• Work instructions: Produce an exact copy of all the records.

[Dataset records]
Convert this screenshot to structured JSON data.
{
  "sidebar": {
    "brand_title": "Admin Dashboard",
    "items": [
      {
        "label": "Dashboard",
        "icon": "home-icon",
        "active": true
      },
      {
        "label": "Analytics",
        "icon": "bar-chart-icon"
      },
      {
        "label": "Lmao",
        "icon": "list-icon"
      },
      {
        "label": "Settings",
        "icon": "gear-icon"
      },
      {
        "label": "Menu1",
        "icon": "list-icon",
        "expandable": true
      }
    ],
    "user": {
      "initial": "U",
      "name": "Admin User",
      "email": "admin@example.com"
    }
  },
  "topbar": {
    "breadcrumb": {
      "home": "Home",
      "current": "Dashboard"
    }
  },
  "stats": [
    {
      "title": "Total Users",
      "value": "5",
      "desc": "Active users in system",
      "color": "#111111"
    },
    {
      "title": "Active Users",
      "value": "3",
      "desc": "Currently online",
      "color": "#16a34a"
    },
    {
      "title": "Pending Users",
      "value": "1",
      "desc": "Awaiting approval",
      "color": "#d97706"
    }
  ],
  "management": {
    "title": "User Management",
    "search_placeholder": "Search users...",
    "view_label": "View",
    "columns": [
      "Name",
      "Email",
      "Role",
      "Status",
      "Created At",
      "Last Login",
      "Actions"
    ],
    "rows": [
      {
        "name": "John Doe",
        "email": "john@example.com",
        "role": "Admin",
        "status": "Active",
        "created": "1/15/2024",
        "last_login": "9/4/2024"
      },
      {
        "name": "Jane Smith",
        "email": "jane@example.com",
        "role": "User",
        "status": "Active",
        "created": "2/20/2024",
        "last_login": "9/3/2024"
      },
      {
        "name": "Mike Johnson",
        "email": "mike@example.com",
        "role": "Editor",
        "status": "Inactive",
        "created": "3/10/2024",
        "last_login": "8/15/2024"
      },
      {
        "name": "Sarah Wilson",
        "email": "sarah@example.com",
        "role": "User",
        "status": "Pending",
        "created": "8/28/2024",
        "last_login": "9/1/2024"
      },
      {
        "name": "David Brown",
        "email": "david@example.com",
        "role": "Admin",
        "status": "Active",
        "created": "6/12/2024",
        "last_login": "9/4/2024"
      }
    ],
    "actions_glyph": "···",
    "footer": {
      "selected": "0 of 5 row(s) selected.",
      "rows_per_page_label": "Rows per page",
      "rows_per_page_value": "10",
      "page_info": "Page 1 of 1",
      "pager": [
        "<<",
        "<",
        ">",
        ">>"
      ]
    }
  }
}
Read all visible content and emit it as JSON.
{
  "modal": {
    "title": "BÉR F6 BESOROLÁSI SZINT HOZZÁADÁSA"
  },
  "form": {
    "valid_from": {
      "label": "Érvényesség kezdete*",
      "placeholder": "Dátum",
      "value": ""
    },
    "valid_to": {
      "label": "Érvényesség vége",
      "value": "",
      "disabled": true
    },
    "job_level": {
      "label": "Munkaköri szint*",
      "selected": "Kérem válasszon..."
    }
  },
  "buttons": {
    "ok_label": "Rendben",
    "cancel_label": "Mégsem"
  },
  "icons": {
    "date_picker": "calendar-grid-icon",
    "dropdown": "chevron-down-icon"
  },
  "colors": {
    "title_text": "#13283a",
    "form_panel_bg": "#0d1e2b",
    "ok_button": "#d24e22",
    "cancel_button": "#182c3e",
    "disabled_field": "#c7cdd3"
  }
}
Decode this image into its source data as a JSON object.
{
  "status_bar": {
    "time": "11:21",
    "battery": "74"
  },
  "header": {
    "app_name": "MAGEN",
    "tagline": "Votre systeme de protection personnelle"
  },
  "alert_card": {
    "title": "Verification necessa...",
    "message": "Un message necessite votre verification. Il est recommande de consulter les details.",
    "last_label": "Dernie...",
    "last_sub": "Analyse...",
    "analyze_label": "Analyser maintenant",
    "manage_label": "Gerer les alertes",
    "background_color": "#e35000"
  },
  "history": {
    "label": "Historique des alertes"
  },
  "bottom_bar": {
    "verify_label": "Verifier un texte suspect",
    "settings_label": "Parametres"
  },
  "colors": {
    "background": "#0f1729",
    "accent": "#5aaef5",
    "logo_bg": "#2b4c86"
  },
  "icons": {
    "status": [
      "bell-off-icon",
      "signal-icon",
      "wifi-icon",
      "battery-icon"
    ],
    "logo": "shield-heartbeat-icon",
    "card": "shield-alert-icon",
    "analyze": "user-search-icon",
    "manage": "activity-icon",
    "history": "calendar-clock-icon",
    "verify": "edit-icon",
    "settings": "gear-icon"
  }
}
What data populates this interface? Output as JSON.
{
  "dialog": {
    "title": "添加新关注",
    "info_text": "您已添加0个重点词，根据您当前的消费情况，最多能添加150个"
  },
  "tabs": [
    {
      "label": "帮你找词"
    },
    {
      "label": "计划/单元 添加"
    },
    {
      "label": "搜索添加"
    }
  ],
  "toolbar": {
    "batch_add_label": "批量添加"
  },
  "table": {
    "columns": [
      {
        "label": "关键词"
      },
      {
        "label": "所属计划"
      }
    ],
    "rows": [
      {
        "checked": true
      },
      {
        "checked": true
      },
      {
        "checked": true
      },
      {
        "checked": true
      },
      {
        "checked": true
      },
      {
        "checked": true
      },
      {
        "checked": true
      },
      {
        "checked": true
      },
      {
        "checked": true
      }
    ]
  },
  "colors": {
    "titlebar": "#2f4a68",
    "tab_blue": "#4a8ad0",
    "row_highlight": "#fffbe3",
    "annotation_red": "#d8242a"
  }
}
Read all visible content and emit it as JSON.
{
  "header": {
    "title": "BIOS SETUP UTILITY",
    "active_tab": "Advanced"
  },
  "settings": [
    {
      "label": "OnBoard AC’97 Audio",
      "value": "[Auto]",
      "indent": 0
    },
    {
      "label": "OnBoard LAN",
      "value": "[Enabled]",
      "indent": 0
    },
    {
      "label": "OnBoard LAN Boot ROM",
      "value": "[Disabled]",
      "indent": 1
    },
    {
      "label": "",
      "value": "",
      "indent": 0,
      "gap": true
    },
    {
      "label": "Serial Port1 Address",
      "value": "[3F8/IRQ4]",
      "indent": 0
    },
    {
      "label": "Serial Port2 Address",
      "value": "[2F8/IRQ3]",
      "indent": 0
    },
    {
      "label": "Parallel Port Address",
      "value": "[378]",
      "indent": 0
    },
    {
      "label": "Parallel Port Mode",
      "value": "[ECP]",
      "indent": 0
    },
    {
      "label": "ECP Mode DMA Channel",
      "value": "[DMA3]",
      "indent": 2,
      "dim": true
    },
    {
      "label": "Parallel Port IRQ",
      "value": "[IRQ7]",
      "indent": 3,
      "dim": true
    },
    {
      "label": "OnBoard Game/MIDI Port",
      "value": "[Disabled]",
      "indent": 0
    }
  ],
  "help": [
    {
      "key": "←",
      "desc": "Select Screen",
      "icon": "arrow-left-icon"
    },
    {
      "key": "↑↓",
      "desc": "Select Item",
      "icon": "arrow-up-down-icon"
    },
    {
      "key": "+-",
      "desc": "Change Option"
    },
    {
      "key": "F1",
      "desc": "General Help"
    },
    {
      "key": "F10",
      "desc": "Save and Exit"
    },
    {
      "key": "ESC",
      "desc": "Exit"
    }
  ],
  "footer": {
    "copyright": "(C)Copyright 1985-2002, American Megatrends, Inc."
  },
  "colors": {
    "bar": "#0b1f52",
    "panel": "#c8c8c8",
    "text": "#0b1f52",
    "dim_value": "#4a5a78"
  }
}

• The response:
Convert this screenshot to structured JSON data.
{
  "sidebar": {
    "brand_title": "Admin Dashboard",
    "items": [
      {
        "label": "Dashboard",
        "icon": "home-icon",
        "active": true
      },
      {
        "label": "Analytics",
        "icon": "bar-chart-icon"
      },
      {
        "label": "Lmao",
        "icon": "list-icon"
      },
      {
        "label": "Settings",
        "icon": "gear-icon"
      },
      {
        "label": "Menu1",
        "icon": "list-icon",
        "expandable": true
      }
    ],
    "user": {
      "initial": "U",
      "name": "Admin User",
      "email": "admin@example.com"
    }
  },
  "topbar": {
    "breadcrumb": {
      "home": "Home",
      "current": "Dashboard"
    }
  },
  "stats": [
    {
      "title": "Total Users",
      "value": "5",
      "desc": "Active users in system",
      "color": "#111111"
    },
    {
      "title": "Active Users",
      "value": "3",
      "desc": "Currently online",
      "color": "#16a34a"
    },
    {
      "title": "Pending Users",
      "value": "1",
      "desc": "Awaiting approval",
      "color": "#d97706"
    }
  ],
  "management": {
    "title": "User Management",
    "search_placeholder": "Search users...",
    "view_label": "View",
    "columns": [
      "Name",
      "Email",
      "Role",
      "Status",
      "Created At",
      "Last Login",
      "Actions"
    ],
    "rows": [
      {
        "name": "John Doe",
        "email": "john@example.com",
        "role": "Admin",
        "status": "Active",
        "created": "1/15/2024",
        "last_login": "9/4/2024"
      },
      {
        "name": "Jane Smith",
        "email": "jane@example.com",
        "role": "User",
        "status": "Active",
        "created": "2/20/2024",
        "last_login": "9/3/2024"
      },
      {
        "name": "Mike Johnson",
        "email": "mike@example.com",
        "role": "Editor",
        "status": "Inactive",
        "created": "3/10/2024",
        "last_login": "8/15/2024"
      },
      {
        "name": "Sarah Wilson",
        "email": "sarah@example.com",
        "role": "User",
        "status": "Pending",
        "created": "8/28/2024",
        "last_login": "9/1/2024"
      },
      {
        "name": "David Brown",
        "email": "david@example.com",
        "role": "Admin",
        "status": "Active",
        "created": "6/12/2024",
        "last_login": "9/4/2024"
      }
    ],
    "actions_glyph": "···",
    "footer": {
      "selected": "0 of 5 row(s) selected.",
      "rows_per_page_label": "Rows per page",
      "rows_per_page_value": "10",
      "page_info": "Page 1 of 1",
      "pager": [
        "<<",
        "<",
        ">",
        ">>"
      ]
    }
  }
}
Read all visible content and emit it as JSON.
{
  "modal": {
    "title": "BÉR F6 BESOROLÁSI SZINT HOZZÁADÁSA"
  },
  "form": {
    "valid_from": {
      "label": "Érvényesség kezdete*",
      "placeholder": "Dátum",
      "value": ""
    },
    "valid_to": {
      "label": "Érvényesség vége",
      "value": "",
      "disabled": true
    },
    "job_level": {
      "label": "Munkaköri szint*",
      "selected": "Kérem válasszon..."
    }
  },
  "buttons": {
    "ok_label": "Rendben",
    "cancel_label": "Mégsem"
  },
  "icons": {
    "date_picker": "calendar-grid-icon",
    "dropdown": "chevron-down-icon"
  },
  "colors": {
    "title_text": "#13283a",
    "form_panel_bg": "#0d1e2b",
    "ok_button": "#d24e22",
    "cancel_button": "#182c3e",
    "disabled_field": "#c7cdd3"
  }
}
Decode this image into its source data as a JSON object.
{
  "status_bar": {
    "time": "11:21",
    "battery": "74"
  },
  "header": {
    "app_name": "MAGEN",
    "tagline": "Votre systeme de protection personnelle"
  },
  "alert_card": {
    "title": "Verification necessa...",
    "message": "Un message necessite votre verification. Il est recommande de consulter les details.",
    "last_label": "Dernie...",
    "last_sub": "Analyse...",
    "analyze_label": "Analyser maintenant",
    "manage_label": "Gerer les alertes",
    "background_color": "#e35000"
  },
  "history": {
    "label": "Historique des alertes"
  },
  "bottom_bar": {
    "verify_label": "Verifier un texte suspect",
    "settings_label": "Parametres"
  },
  "colors": {
    "background": "#0f1729",
    "accent": "#5aaef5",
    "logo_bg": "#2b4c86"
  },
  "icons": {
    "status": [
      "bell-off-icon",
      "signal-icon",
      "wifi-icon",
      "battery-icon"
    ],
    "logo": "shield-heartbeat-icon",
    "card": "shield-alert-icon",
    "analyze": "user-search-icon",
    "manage": "activity-icon",
    "history": "calendar-clock-icon",
    "verify": "edit-icon",
    "settings": "gear-icon"
  }
}
What data populates this interface? Output as JSON.
{
  "dialog": {
    "title": "添加新关注",
    "info_text": "您已添加0个重点词，根据您当前的消费情况，最多能添加150个"
  },
  "tabs": [
    {
      "label": "帮你找词"
    },
    {
      "label": "计划/单元 添加"
    },
    {
      "label": "搜索添加"
    }
  ],
  "toolbar": {
    "batch_add_label": "批量添加"
  },
  "table": {
    "columns": [
      {
        "label": "关键词"
      },
      {
        "label": "所属计划"
      }
    ],
    "rows": [
      {
        "checked": true
      },
      {
        "checked": true
      },
      {
        "checked": true
      },
      {
        "checked": true
      },
      {
        "checked": true
      },
      {
        "checked": true
      },
      {
        "checked": true
      },
      {
        "checked": true
      },
      {
        "checked": true
      }
    ]
  },
  "colors": {
    "titlebar": "#2f4a68",
    "tab_blue": "#4a8ad0",
    "row_highlight": "#fffbe3",
    "annotation_red": "#d8242a"
  }
}
Read all visible content and emit it as JSON.
{
  "header": {
    "title": "BIOS SETUP UTILITY",
    "active_tab": "Advanced"
  },
  "settings": [
    {
      "label": "OnBoard AC’97 Audio",
      "value": "[Auto]",
      "indent": 0
    },
    {
      "label": "OnBoard LAN",
      "value": "[Enabled]",
      "indent": 0
    },
    {
      "label": "OnBoard LAN Boot ROM",
      "value": "[Disabled]",
      "indent": 1
    },
    {
      "label": "",
      "value": "",
      "indent": 0,
      "gap": true
    },
    {
      "label": "Serial Port1 Address",
      "value": "[3F8/IRQ4]",
      "indent": 0
    },
    {
      "label": "Serial Port2 Address",
      "value": "[2F8/IRQ3]",
      "indent": 0
    },
    {
      "label": "Parallel Port Address",
      "value": "[378]",
      "indent": 0
    },
    {
      "label": "Parallel Port Mode",
      "value": "[ECP]",
      "indent": 0
    },
    {
      "label": "ECP Mode DMA Channel",
      "value": "[DMA3]",
      "indent": 2,
      "dim": true
    },
    {
      "label": "Parallel Port IRQ",
      "value": "[IRQ7]",
      "indent": 3,
      "dim": true
    },
    {
      "label": "OnBoard Game/MIDI Port",
      "value": "[Disabled]",
      "indent": 0
    }
  ],
  "help": [
    {
      "key": "←",
      "desc": "Select Screen",
      "icon": "arrow-left-icon"
    },
    {
      "key": "↑↓",
      "desc": "Select Item",
      "icon": "arrow-up-down-icon"
    },
    {
      "key": "+-",
      "desc": "Change Option"
    },
    {
      "key": "F1",
      "desc": "General Help"
    },
    {
      "key": "F10",
      "desc": "Save and Exit"
    },
    {
      "key": "ESC",
      "desc": "Exit"
    }
  ],
  "footer": {
    "copyright": "(C)Copyright 1985-2002, American Megatrends, Inc."
  },
  "colors": {
    "bar": "#0b1f52",
    "panel": "#c8c8c8",
    "text": "#0b1f52",
    "dim_value": "#4a5a78"
  }
}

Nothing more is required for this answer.